• **Record extracts**

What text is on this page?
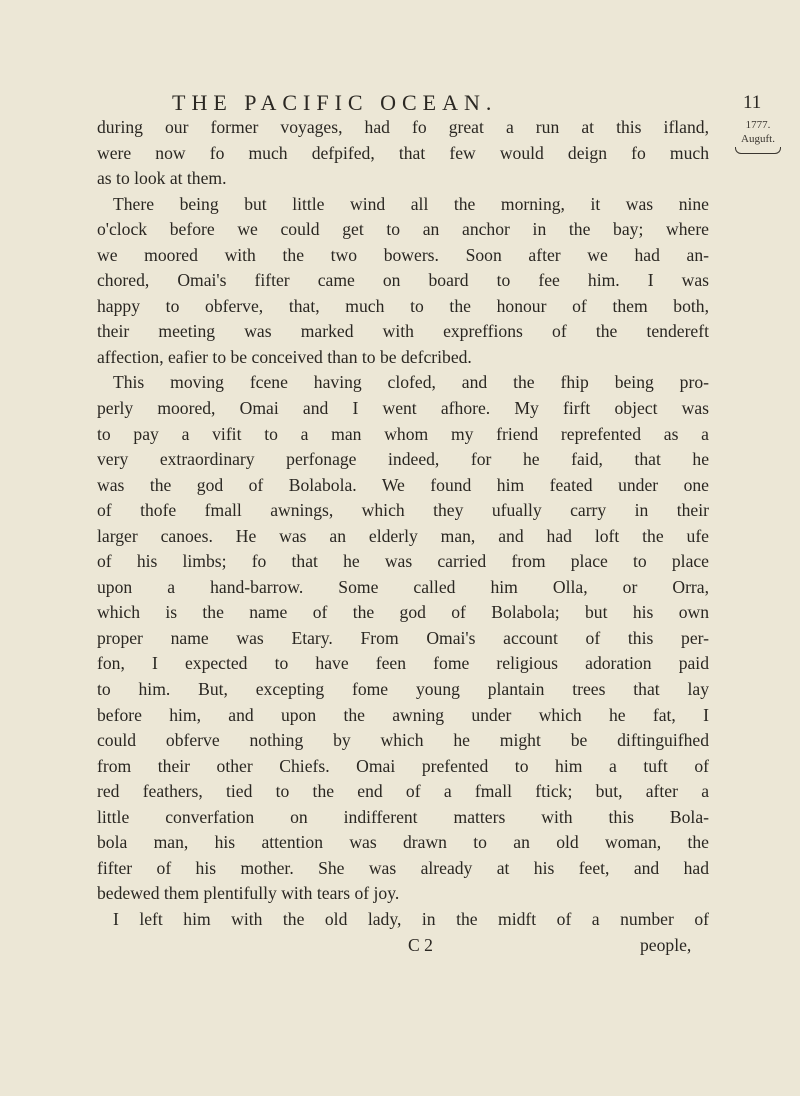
THE PACIFIC OCEAN.	11
1777.
Auguft.
during our former voyages, had fo great a run at this ifland,
were now fo much defpifed, that few would deign fo much
as to look at them.
There being but little wind all the morning, it was nine
o'clock before we could get to an anchor in the bay; where
we moored with the two bowers. Soon after we had an-
chored, Omai's fifter came on board to fee him. I was
happy to obferve, that, much to the honour of them both,
their meeting was marked with expreffions of the tendereft
affection, eafier to be conceived than to be defcribed.
This moving fcene having clofed, and the fhip being pro-
perly moored, Omai and I went afhore. My firft object was
to pay a vifit to a man whom my friend reprefented as a
very extraordinary perfonage indeed, for he faid, that he
was the god of Bolabola. We found him feated under one
of thofe fmall awnings, which they ufually carry in their
larger canoes. He was an elderly man, and had loft the ufe
of his limbs; fo that he was carried from place to place
upon a hand-barrow. Some called him Olla, or Orra,
which is the name of the god of Bolabola; but his own
proper name was Etary. From Omai's account of this per-
fon, I expected to have feen fome religious adoration paid
to him. But, excepting fome young plantain trees that lay
before him, and upon the awning under which he fat, I
could obferve nothing by which he might be diftinguifhed
from their other Chiefs. Omai prefented to him a tuft of
red feathers, tied to the end of a fmall ftick; but, after a
little converfation on indifferent matters with this Bola-
bola man, his attention was drawn to an old woman, the
fifter of his mother. She was already at his feet, and had
bedewed them plentifully with tears of joy.
I left him with the old lady, in the midft of a number of
C 2	people,
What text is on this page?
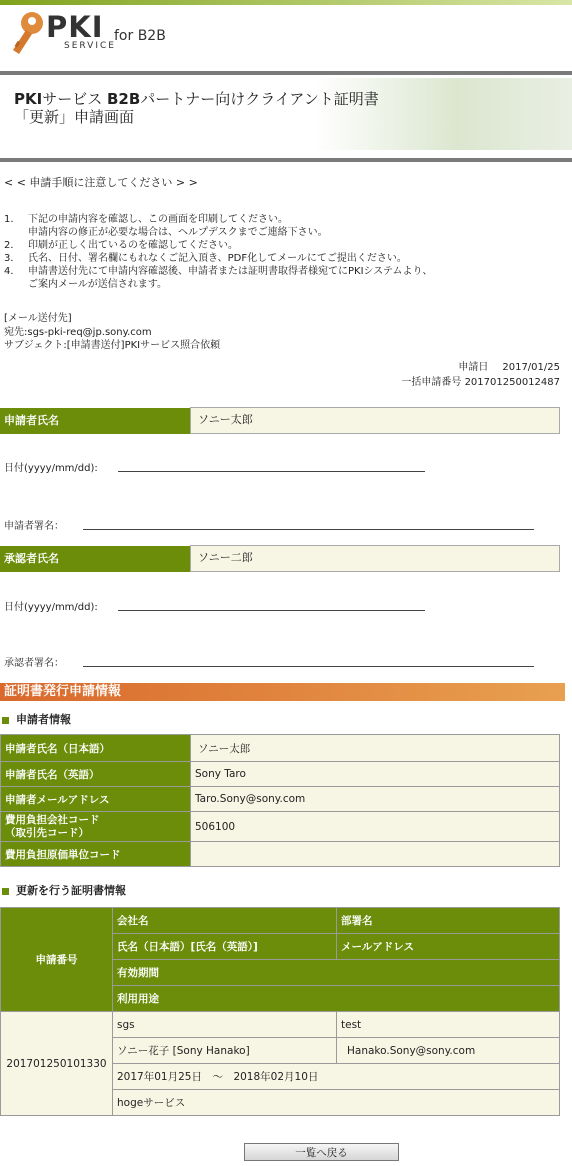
PKI
SERVICE
for B2B
PKIサービス B2Bパートナー向けクライアント証明書
「更新」申請画面
< < 申請手順に注意してください > >
1． 下記の申請内容を確認し、この画面を印刷してください。
申請内容の修正が必要な場合は、ヘルプデスクまでご連絡下さい。
2． 印刷が正しく出ているのを確認してください。
3． 氏名、日付、署名欄にもれなくご記入頂き、PDF化してメールにてご提出ください。
4． 申請書送付先にて申請内容確認後、申請者または証明書取得者様宛てにPKIシステムより、
ご案内メールが送信されます。
[メール送付先]
宛先:sgs-pki-req@jp.sony.com
サブジェクト:[申請書送付]PKIサービス照合依頼
申請日 2017/01/25
一括申請番号 201701250012487
申請者氏名	ソニー太郎
日付(yyyy/mm/dd):
申請者署名：
承認者氏名	ソニー二郎
日付(yyyy/mm/dd):
承認者署名：
証明書発行申請情報
申請者情報
申請者氏名（日本語）	ソニー太郎
申請者氏名（英語）	Sony Taro
申請者メールアドレス	Taro.Sony@sony.com
費用負担会社コード
（取引先コード）	506100
費用負担原価単位コード	
更新を行う証明書情報
申請番号	会社名	部署名
	氏名（日本語）[氏名（英語）]	メールアドレス
	有効期間	
	利用用途	
201701250101330	sgs	test
	ソニー花子 [Sony Hanako]	Hanako.Sony@sony.com
	2017年01月25日　～　2018年02月10日	
	hogeサービス	
一覧へ戻る
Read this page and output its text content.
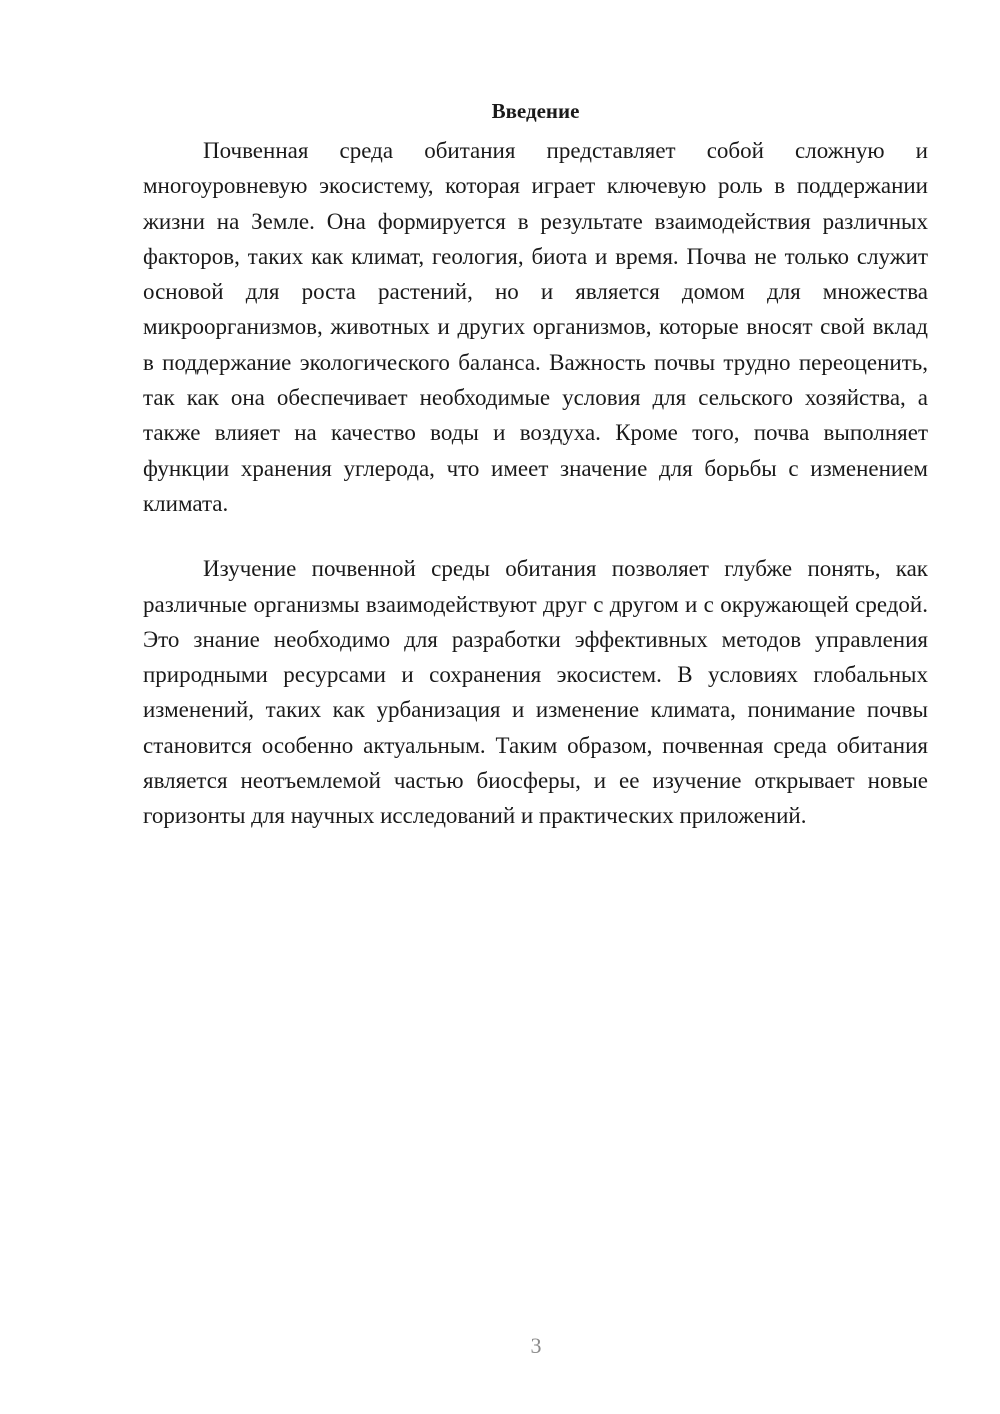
Введение

Почвенная среда обитания представляет собой сложную и многоуровневую экосистему, которая играет ключевую роль в поддержании жизни на Земле. Она формируется в результате взаимодействия различных факторов, таких как климат, геология, биота и время. Почва не только служит основой для роста растений, но и является домом для множества микроорганизмов, животных и других организмов, которые вносят свой вклад в поддержание экологического баланса. Важность почвы трудно переоценить, так как она обеспечивает необходимые условия для сельского хозяйства, а также влияет на качество воды и воздуха. Кроме того, почва выполняет функции хранения углерода, что имеет значение для борьбы с изменением климата.

Изучение почвенной среды обитания позволяет глубже понять, как различные организмы взаимодействуют друг с другом и с окружающей средой. Это знание необходимо для разработки эффективных методов управления природными ресурсами и сохранения экосистем. В условиях глобальных изменений, таких как урбанизация и изменение климата, понимание почвы становится особенно актуальным. Таким образом, почвенная среда обитания является неотъемлемой частью биосферы, и ее изучение открывает новые горизонты для научных исследований и практических приложений.

3
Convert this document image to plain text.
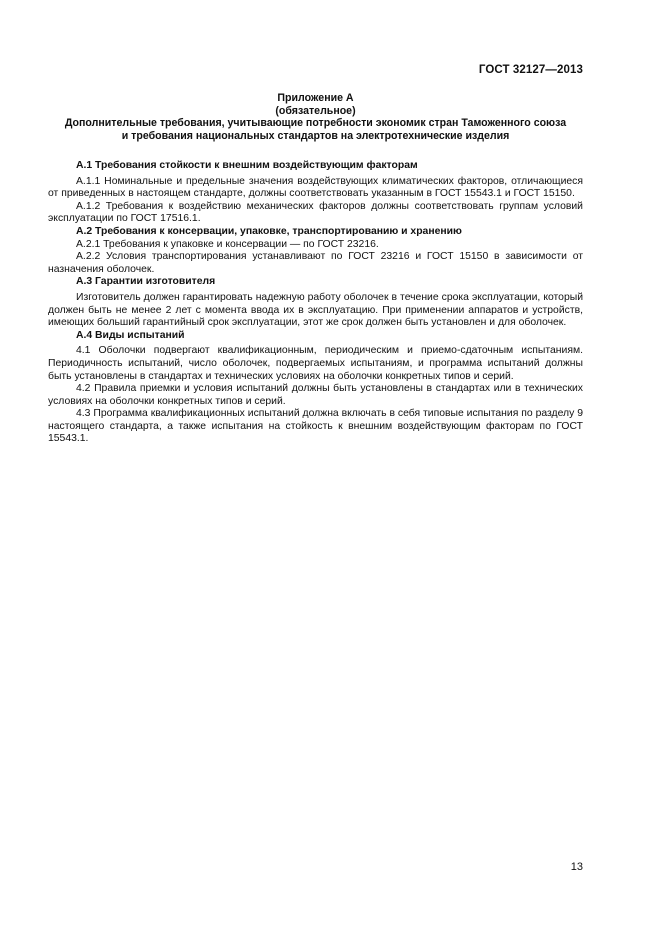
ГОСТ 32127—2013
Приложение А
(обязательное)
Дополнительные требования, учитывающие потребности экономик стран Таможенного союза
и требования национальных стандартов на электротехнические изделия

А.1 Требования стойкости к внешним воздействующим факторам

А.1.1 Номинальные и предельные значения воздействующих климатических факторов, отличающиеся от приведенных в настоящем стандарте, должны соответствовать указанным в ГОСТ 15543.1 и ГОСТ 15150.

А.1.2 Требования к воздействию механических факторов должны соответствовать группам условий эксплуатации по ГОСТ 17516.1.

А.2 Требования к консервации, упаковке, транспортированию и хранению

А.2.1 Требования к упаковке и консервации — по ГОСТ 23216.

А.2.2 Условия транспортирования устанавливают по ГОСТ 23216 и ГОСТ 15150 в зависимости от назначения оболочек.

А.3 Гарантии изготовителя

Изготовитель должен гарантировать надежную работу оболочек в течение срока эксплуатации, который должен быть не менее 2 лет с момента ввода их в эксплуатацию. При применении аппаратов и устройств, имеющих больший гарантийный срок эксплуатации, этот же срок должен быть установлен и для оболочек.

А.4 Виды испытаний

4.1 Оболочки подвергают квалификационным, периодическим и приемо-сдаточным испытаниям. Периодичность испытаний, число оболочек, подвергаемых испытаниям, и программа испытаний должны быть установлены в стандартах и технических условиях на оболочки конкретных типов и серий.

4.2 Правила приемки и условия испытаний должны быть установлены в стандартах или в технических условиях на оболочки конкретных типов и серий.

4.3 Программа квалификационных испытаний должна включать в себя типовые испытания по разделу 9 настоящего стандарта, а также испытания на стойкость к внешним воздействующим факторам по ГОСТ 15543.1.

13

• **Task to carry out**
Select the lines from the entries that include the word "должны".

• **Exercise response**
А.1.1 Номинальные и предельные значения воздействующих климатических факторов, отличающиеся от приведенных в настоящем стандарте, должны соответствовать указанным в ГОСТ 15543.1 и ГОСТ 15150.
А.1.2 Требования к воздействию механических факторов должны соответствовать группам условий эксплуатации по ГОСТ 17516.1.
4.1 Оболочки подвергают квалификационным, периодическим и приемо-сдаточным испытаниям. Периодичность испытаний, число оболочек, подвергаемых испытаниям, и программа испытаний должны быть установлены в стандартах и технических условиях на оболочки конкретных типов и серий.
4.2 Правила приемки и условия испытаний должны быть установлены в стандартах или в технических условиях на оболочки конкретных типов и серий.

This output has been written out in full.